[Stored data]
○ ○ ○

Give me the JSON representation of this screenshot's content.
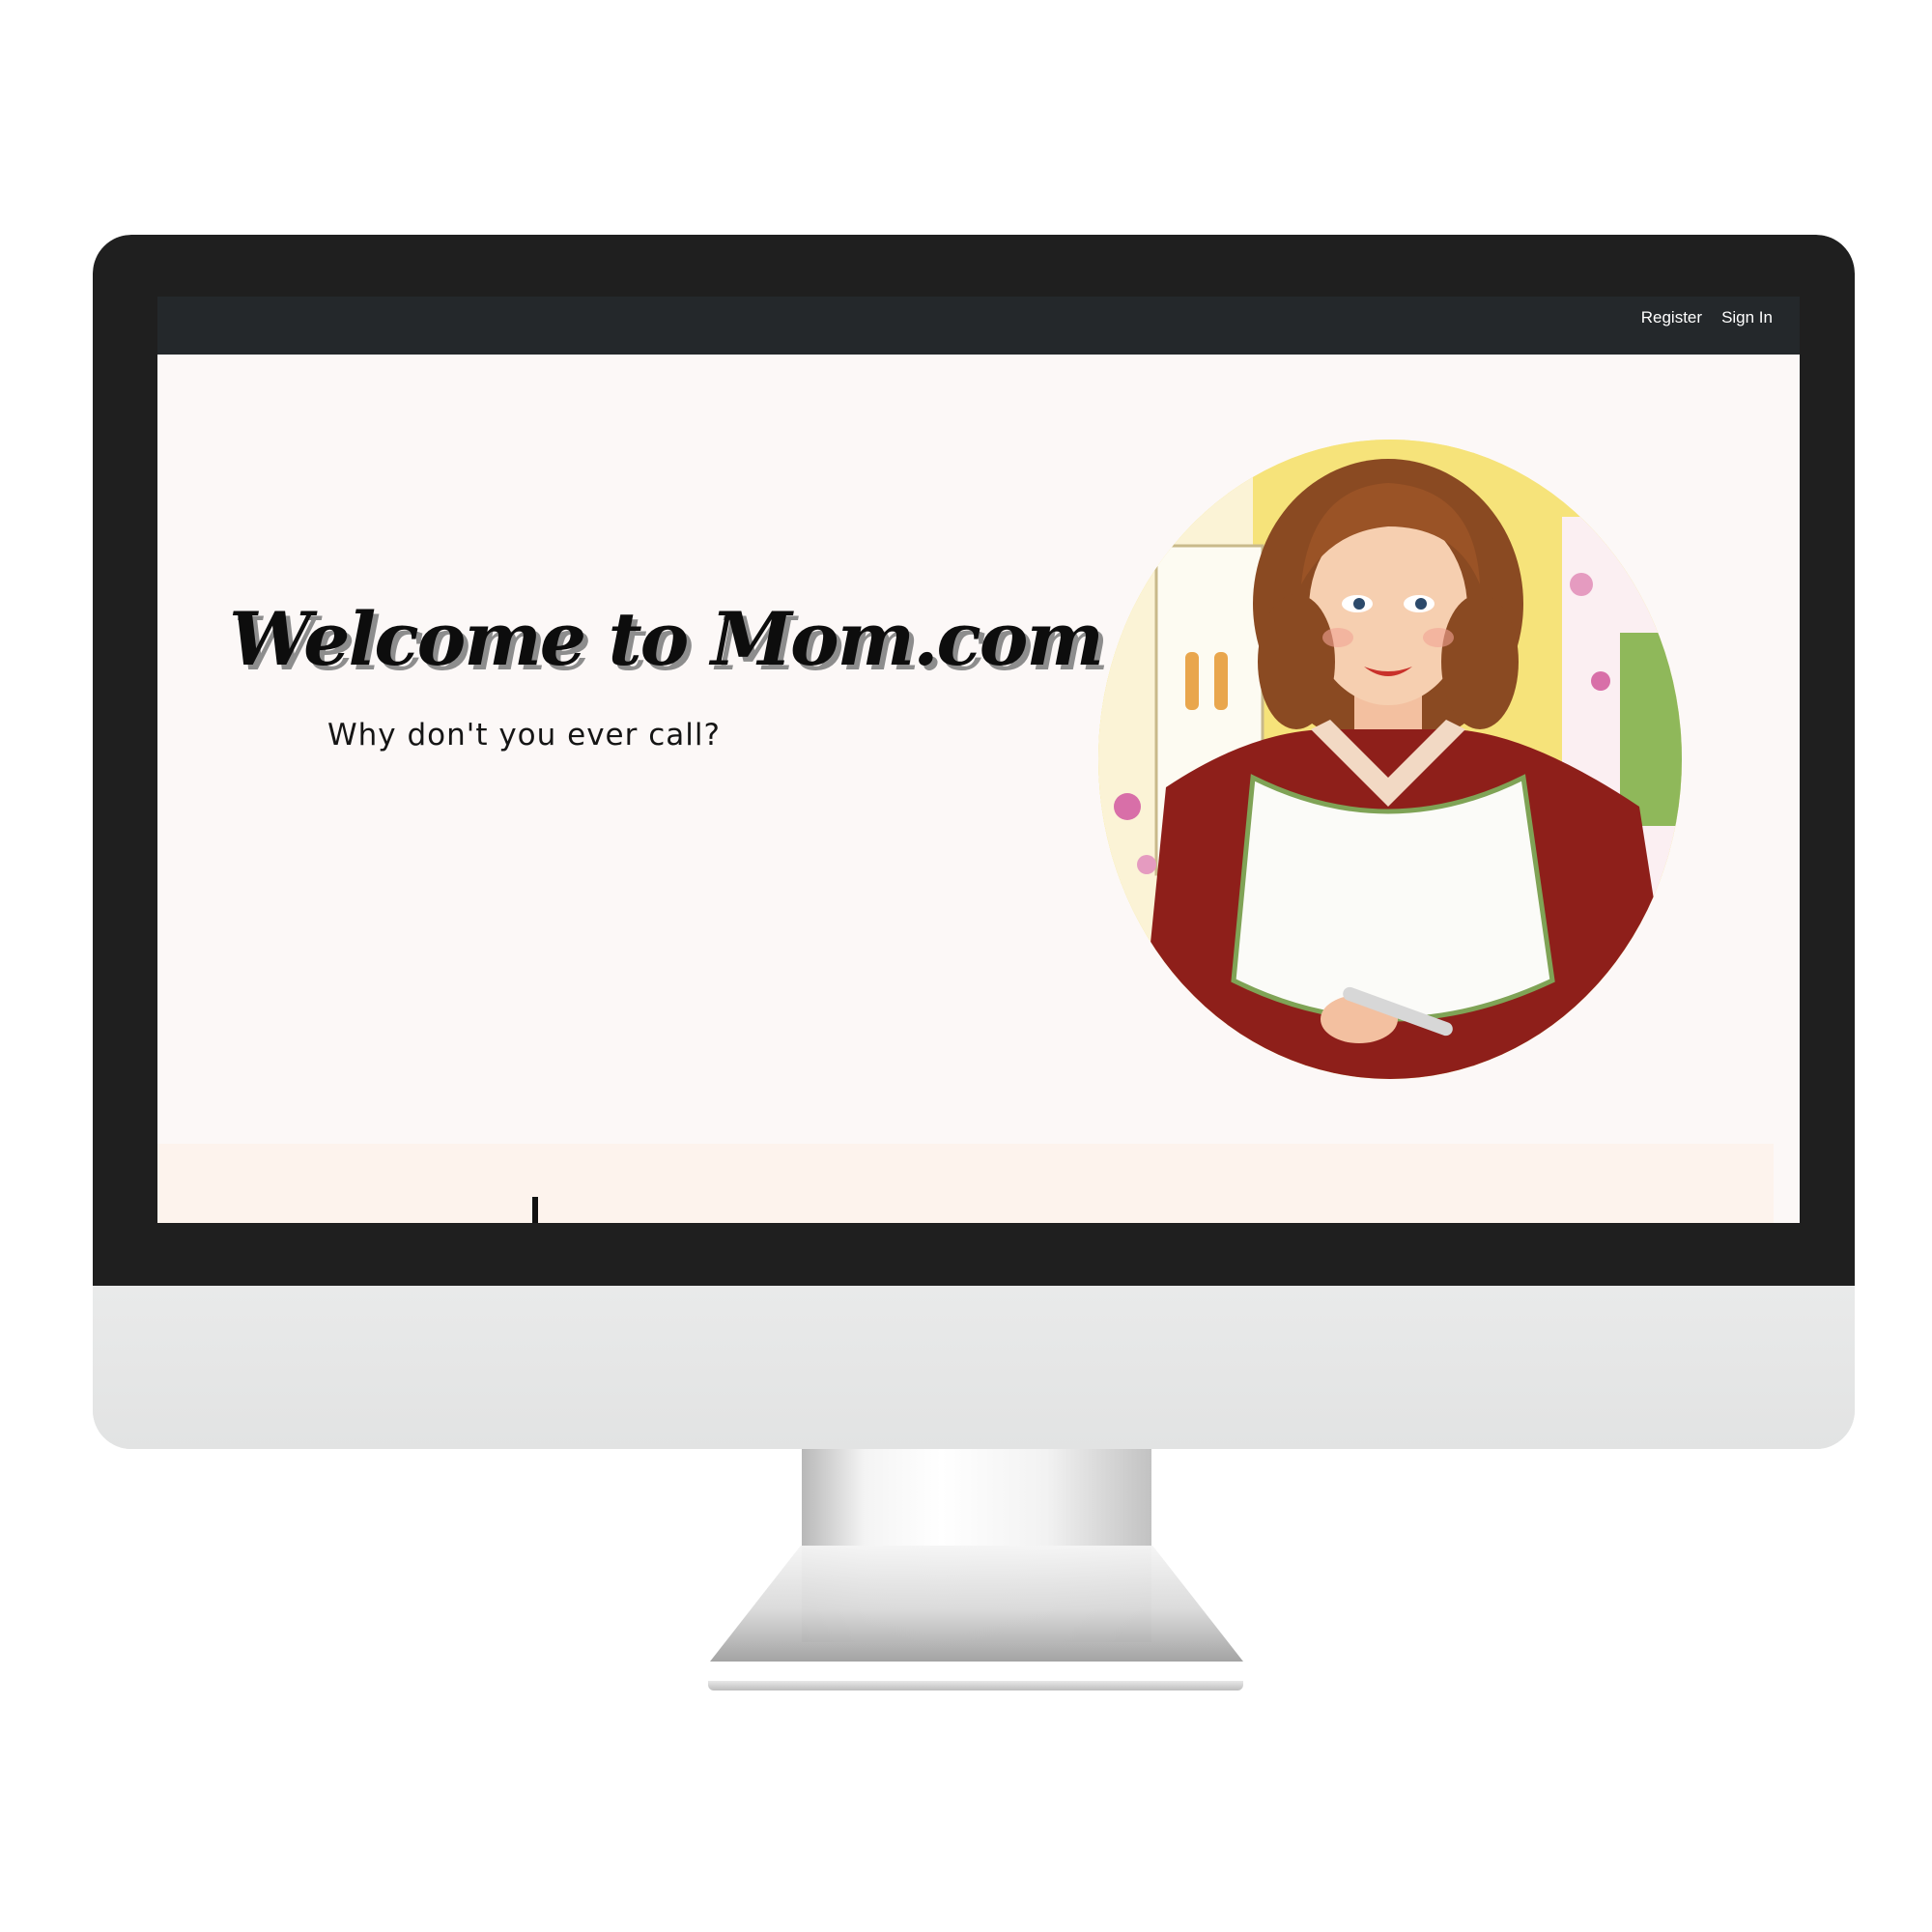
{
  "navbar": {
    "register_label": "Register",
    "signin_label": "Sign In"
  },
  "hero": {
    "title": "Welcome to Mom.com",
    "subtitle": "Why don't you ever call?"
  },
  "colors": {
    "navbar_bg": "#24282b",
    "page_bg": "#fcf8f7",
    "strip_bg": "#fdf3ed",
    "bezel": "#1f1f1f",
    "chin": "#e6e7e6"
  },
  "images": {
    "portrait": "retro-housewife-illustration"
  }
}
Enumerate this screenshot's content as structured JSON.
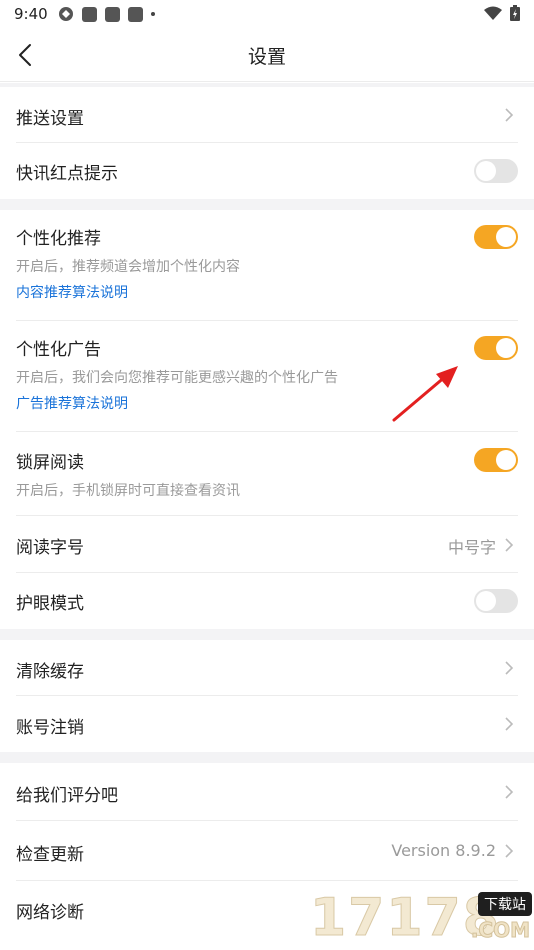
{
  "status_bar": {
    "time": "9:40"
  },
  "header": {
    "title": "设置"
  },
  "items": {
    "push": {
      "label": "推送设置"
    },
    "news_dot": {
      "label": "快讯红点提示",
      "on": false
    },
    "personal_rec": {
      "label": "个性化推荐",
      "desc": "开启后，推荐频道会增加个性化内容",
      "link": "内容推荐算法说明",
      "on": true
    },
    "personal_ad": {
      "label": "个性化广告",
      "desc": "开启后，我们会向您推荐可能更感兴趣的个性化广告",
      "link": "广告推荐算法说明",
      "on": true
    },
    "lock_read": {
      "label": "锁屏阅读",
      "desc": "开启后，手机锁屏时可直接查看资讯",
      "on": true
    },
    "font_size": {
      "label": "阅读字号",
      "value": "中号字"
    },
    "eye_mode": {
      "label": "护眼模式",
      "on": false
    },
    "clear_cache": {
      "label": "清除缓存"
    },
    "delete_account": {
      "label": "账号注销"
    },
    "rate_us": {
      "label": "给我们评分吧"
    },
    "check_update": {
      "label": "检查更新",
      "value": "Version 8.9.2"
    },
    "network_diag": {
      "label": "网络诊断"
    }
  },
  "watermark": {
    "number": "17178",
    "badge": "下载站",
    "suffix": ".COM"
  },
  "colors": {
    "accent": "#f5a623",
    "link": "#1a73d9",
    "arrow": "#e32020"
  }
}
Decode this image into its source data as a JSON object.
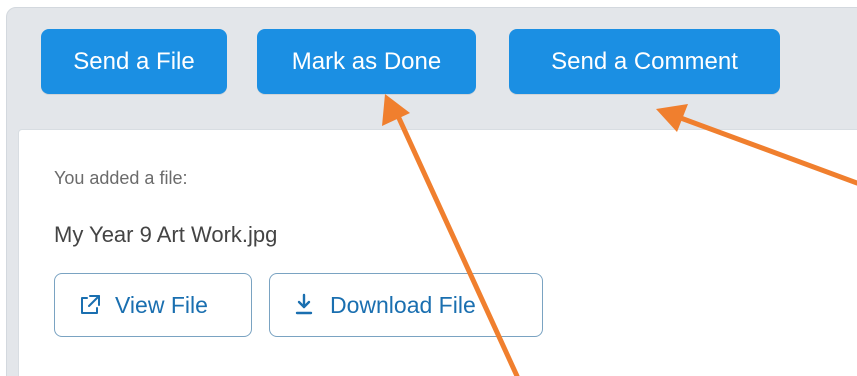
{
  "toolbar": {
    "send_file_label": "Send a File",
    "mark_done_label": "Mark as Done",
    "send_comment_label": "Send a Comment"
  },
  "file_card": {
    "added_text": "You added a file:",
    "file_name": "My Year 9 Art Work.jpg",
    "view_label": "View File",
    "download_label": "Download File"
  },
  "colors": {
    "primary_button": "#1b8fe3",
    "panel_bg": "#e3e6ea",
    "outline_button_text": "#1a6fb0",
    "annotation_arrow": "#f07f2e"
  },
  "icons": {
    "view": "external-link-icon",
    "download": "download-icon"
  }
}
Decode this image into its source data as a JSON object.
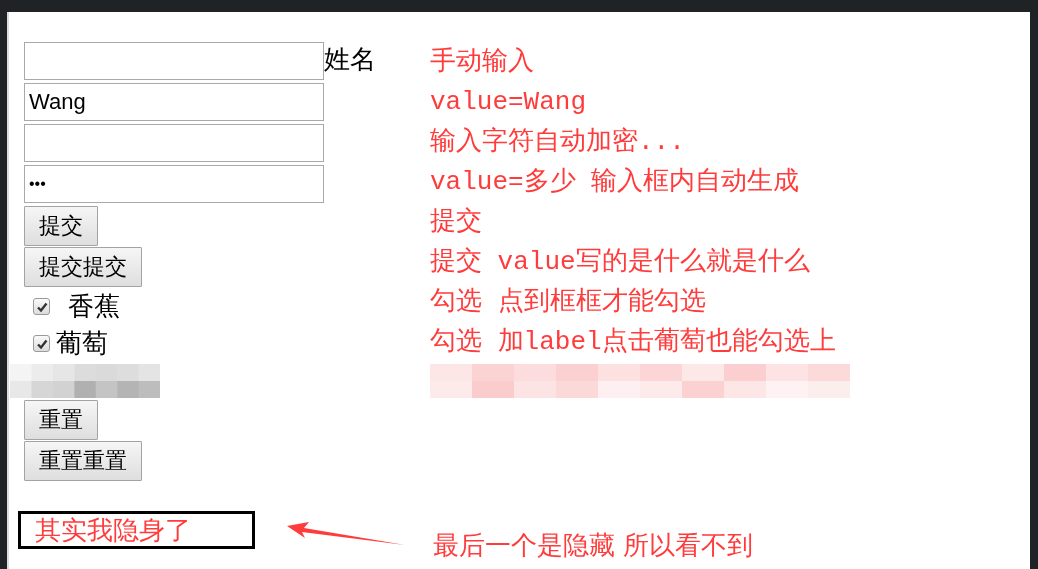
{
  "form": {
    "fields": [
      {
        "kind": "text",
        "label": "姓名"
      },
      {
        "kind": "text",
        "value": "Wang"
      },
      {
        "kind": "password"
      },
      {
        "kind": "password",
        "value": "•••"
      }
    ],
    "submit_buttons": [
      "提交",
      "提交提交"
    ],
    "checkboxes": [
      {
        "label": "香蕉",
        "checked": true
      },
      {
        "label": "葡萄",
        "checked": true
      }
    ],
    "reset_buttons": [
      "重置",
      "重置重置"
    ],
    "hidden_box": "其实我隐身了"
  },
  "notes": [
    "手动输入",
    "value=Wang",
    "输入字符自动加密...",
    "value=多少 输入框内自动生成",
    "提交",
    "提交 value写的是什么就是什么",
    "勾选 点到框框才能勾选",
    "勾选 加label点击葡萄也能勾选上"
  ],
  "bottom_note": "最后一个是隐藏 所以看不到"
}
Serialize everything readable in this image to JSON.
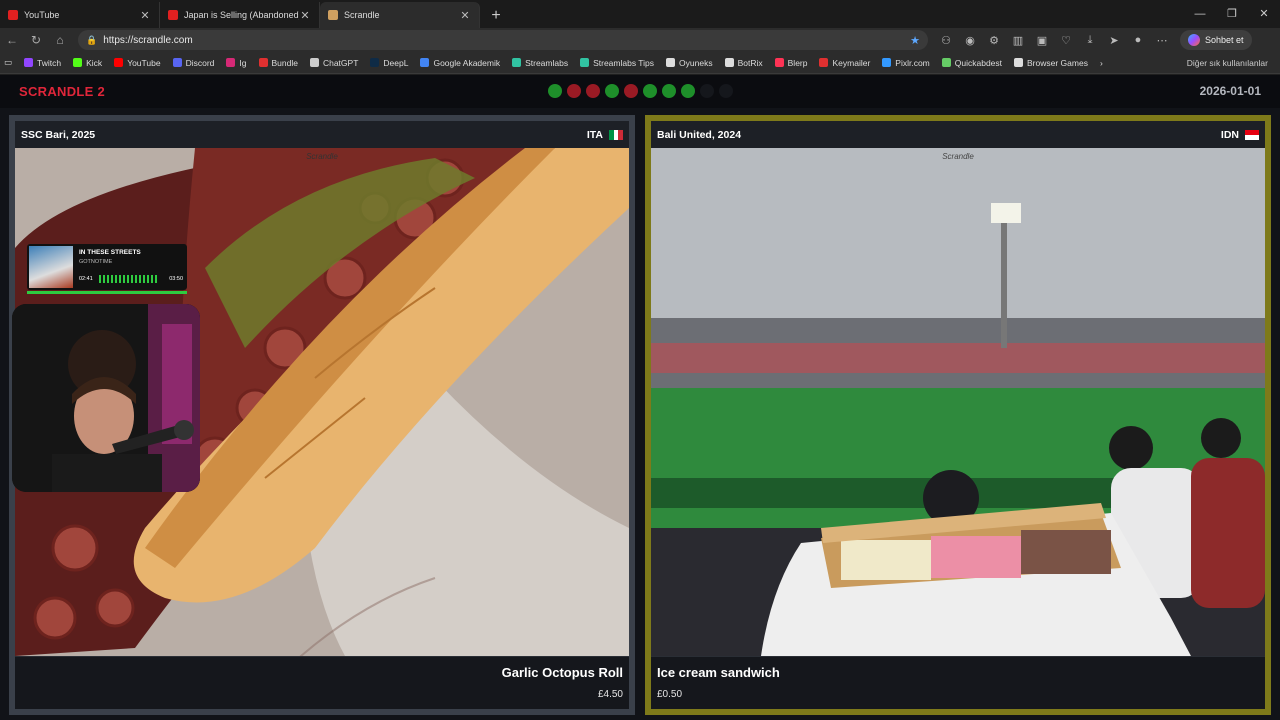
{
  "browser": {
    "tabs": [
      {
        "title": "YouTube",
        "color": "#e02020"
      },
      {
        "title": "Japan is Selling (Abandoned) Hou",
        "color": "#e02020"
      },
      {
        "title": "Scrandle",
        "color": "#d0a060"
      }
    ],
    "url": "https://scrandle.com",
    "copilot_label": "Sohbet et",
    "bookmarks": [
      {
        "label": "Twitch",
        "color": "#9146ff"
      },
      {
        "label": "Kick",
        "color": "#53fc18"
      },
      {
        "label": "YouTube",
        "color": "#ff0000"
      },
      {
        "label": "Discord",
        "color": "#5865f2"
      },
      {
        "label": "Ig",
        "color": "#d62976"
      },
      {
        "label": "Bundle",
        "color": "#e03030"
      },
      {
        "label": "ChatGPT",
        "color": "#cccccc"
      },
      {
        "label": "DeepL",
        "color": "#0f2b46"
      },
      {
        "label": "Google Akademik",
        "color": "#4285f4"
      },
      {
        "label": "Streamlabs",
        "color": "#31c3a2"
      },
      {
        "label": "Streamlabs Tips",
        "color": "#31c3a2"
      },
      {
        "label": "Oyuneks",
        "color": "#dddddd"
      },
      {
        "label": "BotRix",
        "color": "#dddddd"
      },
      {
        "label": "Blerp",
        "color": "#ff3355"
      },
      {
        "label": "Keymailer",
        "color": "#e03030"
      },
      {
        "label": "Pixlr.com",
        "color": "#3399ff"
      },
      {
        "label": "Quickabdest",
        "color": "#66cc66"
      },
      {
        "label": "Browser Games",
        "color": "#dddddd"
      }
    ],
    "bookmarks_more": "Diğer sık kullanılanlar"
  },
  "game": {
    "logo": "SCRANDLE 2",
    "date": "2026-01-01",
    "progress": [
      "green",
      "red",
      "red",
      "green",
      "red",
      "green",
      "green",
      "green",
      "empty",
      "empty"
    ],
    "colors": {
      "green": "#1e8f2a",
      "red": "#9a1a24",
      "empty": "#15171c",
      "selected_border": "#7e7a1a"
    }
  },
  "left": {
    "source": "SSC Bari, 2025",
    "country": "ITA",
    "watermark": "Scrandle",
    "name": "Garlic Octopus Roll",
    "price": "£4.50"
  },
  "right": {
    "source": "Bali United, 2024",
    "country": "IDN",
    "watermark": "Scrandle",
    "name": "Ice cream sandwich",
    "price": "£0.50"
  },
  "overlay": {
    "song": "IN THESE STREETS",
    "artist": "GOTNOTIME",
    "elapsed": "02:41",
    "duration": "03:50"
  }
}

○ ○ ○

* What the exercise asks *
All of the data needs repeating exactly, but the pictures do not.

* Finished task *
Give me the JSON representation of this screenshot's content.
{
  "navbar": {
    "register_label": "Register",
    "signin_label": "Sign In"
  },
  "hero": {
    "title": "Welcome to Mom.com",
    "subtitle": "Why don't you ever call?"
  },
  "colors": {
    "navbar_bg": "#24282b",
    "page_bg": "#fcf8f7",
    "strip_bg": "#fdf3ed",
    "bezel": "#1f1f1f",
    "chin": "#e6e7e6"
  },
  "images": {
    "portrait": "retro-housewife-illustration"
  }
}
Enumerate this screenshot's content as structured JSON.
{
  "status_bar": {
    "time": "9:40"
  },
  "header": {
    "title": "设置"
  },
  "items": {
    "push": {
      "label": "推送设置"
    },
    "news_dot": {
      "label": "快讯红点提示",
      "on": false
    },
    "personal_rec": {
      "label": "个性化推荐",
      "desc": "开启后，推荐频道会增加个性化内容",
      "link": "内容推荐算法说明",
      "on": true
    },
    "personal_ad": {
      "label": "个性化广告",
      "desc": "开启后，我们会向您推荐可能更感兴趣的个性化广告",
      "link": "广告推荐算法说明",
      "on": true
    },
    "lock_read": {
      "label": "锁屏阅读",
      "desc": "开启后，手机锁屏时可直接查看资讯",
      "on": true
    },
    "font_size": {
      "label": "阅读字号",
      "value": "中号字"
    },
    "eye_mode": {
      "label": "护眼模式",
      "on": false
    },
    "clear_cache": {
      "label": "清除缓存"
    },
    "delete_account": {
      "label": "账号注销"
    },
    "rate_us": {
      "label": "给我们评分吧"
    },
    "check_update": {
      "label": "检查更新",
      "value": "Version 8.9.2"
    },
    "network_diag": {
      "label": "网络诊断"
    }
  },
  "watermark": {
    "number": "17178",
    "badge": "下载站",
    "suffix": ".COM"
  },
  "colors": {
    "accent": "#f5a623",
    "link": "#1a73d9",
    "arrow": "#e32020"
  }
}
Decode this image into its source data as a JSON object.
{
  "toolbar": {
    "send_file_label": "Send a File",
    "mark_done_label": "Mark as Done",
    "send_comment_label": "Send a Comment"
  },
  "file_card": {
    "added_text": "You added a file:",
    "file_name": "My Year 9 Art Work.jpg",
    "view_label": "View File",
    "download_label": "Download File"
  },
  "colors": {
    "primary_button": "#1b8fe3",
    "panel_bg": "#e3e6ea",
    "outline_button_text": "#1a6fb0",
    "annotation_arrow": "#f07f2e"
  },
  "icons": {
    "view": "external-link-icon",
    "download": "download-icon"
  }
}
Decode this image into its source data as a JSON object.
{
  "form": {
    "fields": [
      {
        "kind": "text",
        "label": "姓名"
      },
      {
        "kind": "text",
        "value": "Wang"
      },
      {
        "kind": "password"
      },
      {
        "kind": "password",
        "value": "•••"
      }
    ],
    "submit_buttons": [
      "提交",
      "提交提交"
    ],
    "checkboxes": [
      {
        "label": "香蕉",
        "checked": true
      },
      {
        "label": "葡萄",
        "checked": true
      }
    ],
    "reset_buttons": [
      "重置",
      "重置重置"
    ],
    "hidden_box": "其实我隐身了"
  },
  "notes": [
    "手动输入",
    "value=Wang",
    "输入字符自动加密...",
    "value=多少 输入框内自动生成",
    "提交",
    "提交 value写的是什么就是什么",
    "勾选 点到框框才能勾选",
    "勾选 加label点击葡萄也能勾选上"
  ],
  "bottom_note": "最后一个是隐藏 所以看不到"
}
Serialize everything readable in this image to JSON.
{
  "browser": {
    "tabs": [
      {
        "title": "YouTube",
        "color": "#e02020"
      },
      {
        "title": "Japan is Selling (Abandoned) Hou",
        "color": "#e02020"
      },
      {
        "title": "Scrandle",
        "color": "#d0a060"
      }
    ],
    "url": "https://scrandle.com",
    "copilot_label": "Sohbet et",
    "bookmarks": [
      {
        "label": "Twitch",
        "color": "#9146ff"
      },
      {
        "label": "Kick",
        "color": "#53fc18"
      },
      {
        "label": "YouTube",
        "color": "#ff0000"
      },
      {
        "label": "Discord",
        "color": "#5865f2"
      },
      {
        "label": "Ig",
        "color": "#d62976"
      },
      {
        "label": "Bundle",
        "color": "#e03030"
      },
      {
        "label": "ChatGPT",
        "color": "#cccccc"
      },
      {
        "label": "DeepL",
        "color": "#0f2b46"
      },
      {
        "label": "Google Akademik",
        "color": "#4285f4"
      },
      {
        "label": "Streamlabs",
        "color": "#31c3a2"
      },
      {
        "label": "Streamlabs Tips",
        "color": "#31c3a2"
      },
      {
        "label": "Oyuneks",
        "color": "#dddddd"
      },
      {
        "label": "BotRix",
        "color": "#dddddd"
      },
      {
        "label": "Blerp",
        "color": "#ff3355"
      },
      {
        "label": "Keymailer",
        "color": "#e03030"
      },
      {
        "label": "Pixlr.com",
        "color": "#3399ff"
      },
      {
        "label": "Quickabdest",
        "color": "#66cc66"
      },
      {
        "label": "Browser Games",
        "color": "#dddddd"
      }
    ],
    "bookmarks_more": "Diğer sık kullanılanlar"
  },
  "game": {
    "logo": "SCRANDLE 2",
    "date": "2026-01-01",
    "progress": [
      "green",
      "red",
      "red",
      "green",
      "red",
      "green",
      "green",
      "green",
      "empty",
      "empty"
    ],
    "colors": {
      "green": "#1e8f2a",
      "red": "#9a1a24",
      "empty": "#15171c",
      "selected_border": "#7e7a1a"
    }
  },
  "left": {
    "source": "SSC Bari, 2025",
    "country": "ITA",
    "watermark": "Scrandle",
    "name": "Garlic Octopus Roll",
    "price": "£4.50"
  },
  "right": {
    "source": "Bali United, 2024",
    "country": "IDN",
    "watermark": "Scrandle",
    "name": "Ice cream sandwich",
    "price": "£0.50"
  },
  "overlay": {
    "song": "IN THESE STREETS",
    "artist": "GOTNOTIME",
    "elapsed": "02:41",
    "duration": "03:50"
  }
}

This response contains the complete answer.